>>>

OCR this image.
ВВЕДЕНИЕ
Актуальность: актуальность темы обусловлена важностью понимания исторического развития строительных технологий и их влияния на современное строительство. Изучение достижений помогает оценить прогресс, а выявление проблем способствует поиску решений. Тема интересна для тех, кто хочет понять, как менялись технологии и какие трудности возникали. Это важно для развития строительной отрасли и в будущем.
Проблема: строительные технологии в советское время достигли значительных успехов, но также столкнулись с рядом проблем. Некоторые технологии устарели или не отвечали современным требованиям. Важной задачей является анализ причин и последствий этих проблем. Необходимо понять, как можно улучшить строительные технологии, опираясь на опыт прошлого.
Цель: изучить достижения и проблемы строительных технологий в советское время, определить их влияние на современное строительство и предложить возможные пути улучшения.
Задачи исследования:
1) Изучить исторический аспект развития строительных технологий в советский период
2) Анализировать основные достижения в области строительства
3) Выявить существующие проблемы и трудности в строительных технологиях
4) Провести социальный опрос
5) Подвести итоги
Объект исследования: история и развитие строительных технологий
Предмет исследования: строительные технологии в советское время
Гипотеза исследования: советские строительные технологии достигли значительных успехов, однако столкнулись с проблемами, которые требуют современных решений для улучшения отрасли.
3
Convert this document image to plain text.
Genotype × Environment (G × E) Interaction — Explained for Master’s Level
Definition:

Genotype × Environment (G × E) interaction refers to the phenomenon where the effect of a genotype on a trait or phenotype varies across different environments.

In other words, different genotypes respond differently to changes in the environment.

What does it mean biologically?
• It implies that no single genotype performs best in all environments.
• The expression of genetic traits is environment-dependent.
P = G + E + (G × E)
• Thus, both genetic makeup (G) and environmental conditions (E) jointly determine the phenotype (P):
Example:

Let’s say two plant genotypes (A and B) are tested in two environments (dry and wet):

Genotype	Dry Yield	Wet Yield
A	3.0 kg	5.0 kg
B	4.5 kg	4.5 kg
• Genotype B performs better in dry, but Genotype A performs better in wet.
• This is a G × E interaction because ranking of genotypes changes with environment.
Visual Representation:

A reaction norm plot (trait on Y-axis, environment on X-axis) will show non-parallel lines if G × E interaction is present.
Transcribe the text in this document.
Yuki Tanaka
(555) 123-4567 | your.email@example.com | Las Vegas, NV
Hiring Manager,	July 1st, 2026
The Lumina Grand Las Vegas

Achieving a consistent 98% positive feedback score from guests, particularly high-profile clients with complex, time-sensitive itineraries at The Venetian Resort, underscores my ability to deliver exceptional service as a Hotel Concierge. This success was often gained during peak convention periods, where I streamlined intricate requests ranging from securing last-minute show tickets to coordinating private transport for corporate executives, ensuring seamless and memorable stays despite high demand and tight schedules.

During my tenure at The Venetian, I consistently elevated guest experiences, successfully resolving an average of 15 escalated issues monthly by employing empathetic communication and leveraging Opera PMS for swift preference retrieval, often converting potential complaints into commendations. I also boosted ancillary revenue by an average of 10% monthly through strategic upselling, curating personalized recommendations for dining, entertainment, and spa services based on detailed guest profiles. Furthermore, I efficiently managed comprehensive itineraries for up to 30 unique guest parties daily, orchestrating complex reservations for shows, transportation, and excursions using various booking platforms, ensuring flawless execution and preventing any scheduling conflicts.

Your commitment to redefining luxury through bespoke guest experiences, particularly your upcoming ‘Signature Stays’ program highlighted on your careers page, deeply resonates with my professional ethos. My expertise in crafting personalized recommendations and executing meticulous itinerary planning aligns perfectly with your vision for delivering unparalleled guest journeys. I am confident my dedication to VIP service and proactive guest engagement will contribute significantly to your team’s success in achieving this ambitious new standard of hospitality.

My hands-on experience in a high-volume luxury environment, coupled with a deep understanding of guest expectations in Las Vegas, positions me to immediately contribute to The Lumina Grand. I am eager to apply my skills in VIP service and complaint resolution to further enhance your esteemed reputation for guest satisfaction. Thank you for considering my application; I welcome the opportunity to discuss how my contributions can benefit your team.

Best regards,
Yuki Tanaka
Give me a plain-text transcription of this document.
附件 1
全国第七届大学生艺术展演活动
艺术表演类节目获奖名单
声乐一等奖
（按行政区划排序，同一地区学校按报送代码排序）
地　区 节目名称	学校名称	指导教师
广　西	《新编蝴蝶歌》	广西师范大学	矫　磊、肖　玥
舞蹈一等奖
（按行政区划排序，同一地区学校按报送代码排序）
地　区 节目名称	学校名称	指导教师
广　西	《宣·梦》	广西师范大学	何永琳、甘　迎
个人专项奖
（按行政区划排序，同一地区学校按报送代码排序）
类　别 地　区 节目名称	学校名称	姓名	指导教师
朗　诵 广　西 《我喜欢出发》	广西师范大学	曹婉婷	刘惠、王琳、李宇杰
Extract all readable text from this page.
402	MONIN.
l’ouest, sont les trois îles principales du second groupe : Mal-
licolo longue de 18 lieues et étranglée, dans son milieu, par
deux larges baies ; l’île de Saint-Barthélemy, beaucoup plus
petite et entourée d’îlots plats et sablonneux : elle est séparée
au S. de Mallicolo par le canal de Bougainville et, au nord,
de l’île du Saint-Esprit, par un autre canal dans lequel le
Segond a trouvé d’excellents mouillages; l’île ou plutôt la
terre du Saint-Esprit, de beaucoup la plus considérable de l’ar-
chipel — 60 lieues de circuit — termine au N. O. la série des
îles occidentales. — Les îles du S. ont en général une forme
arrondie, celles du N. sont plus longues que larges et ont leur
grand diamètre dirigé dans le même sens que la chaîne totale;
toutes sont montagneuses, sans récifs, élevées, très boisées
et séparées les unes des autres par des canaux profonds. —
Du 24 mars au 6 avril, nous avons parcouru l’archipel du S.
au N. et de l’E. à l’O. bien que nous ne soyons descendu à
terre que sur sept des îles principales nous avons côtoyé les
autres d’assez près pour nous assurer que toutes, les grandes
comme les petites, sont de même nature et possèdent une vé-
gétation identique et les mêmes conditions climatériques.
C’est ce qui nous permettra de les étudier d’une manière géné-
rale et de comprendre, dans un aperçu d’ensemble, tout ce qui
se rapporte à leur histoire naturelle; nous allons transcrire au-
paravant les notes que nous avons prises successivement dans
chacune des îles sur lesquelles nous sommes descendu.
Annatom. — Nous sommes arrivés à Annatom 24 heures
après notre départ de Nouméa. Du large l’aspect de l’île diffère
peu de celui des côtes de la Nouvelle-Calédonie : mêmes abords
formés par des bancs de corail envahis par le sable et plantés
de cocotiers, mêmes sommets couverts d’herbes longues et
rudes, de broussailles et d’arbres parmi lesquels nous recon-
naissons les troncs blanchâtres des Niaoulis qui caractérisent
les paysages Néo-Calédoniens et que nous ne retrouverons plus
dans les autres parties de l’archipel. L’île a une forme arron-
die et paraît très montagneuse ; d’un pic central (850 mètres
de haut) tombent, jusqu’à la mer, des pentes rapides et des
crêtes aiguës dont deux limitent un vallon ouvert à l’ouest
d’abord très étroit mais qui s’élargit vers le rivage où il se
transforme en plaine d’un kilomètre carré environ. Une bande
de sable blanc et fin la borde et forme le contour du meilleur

<<<

■ **Job**:
Copy every single line of the material above that holds "广西师范大学".

■ **Solution**:
广　西	《新编蝴蝶歌》	广西师范大学	矫　磊、肖　玥
广　西	《宣·梦》	广西师范大学	何永琳、甘　迎
朗　诵 广　西 《我喜欢出发》	广西师范大学	曹婉婷	刘惠、王琳、李宇杰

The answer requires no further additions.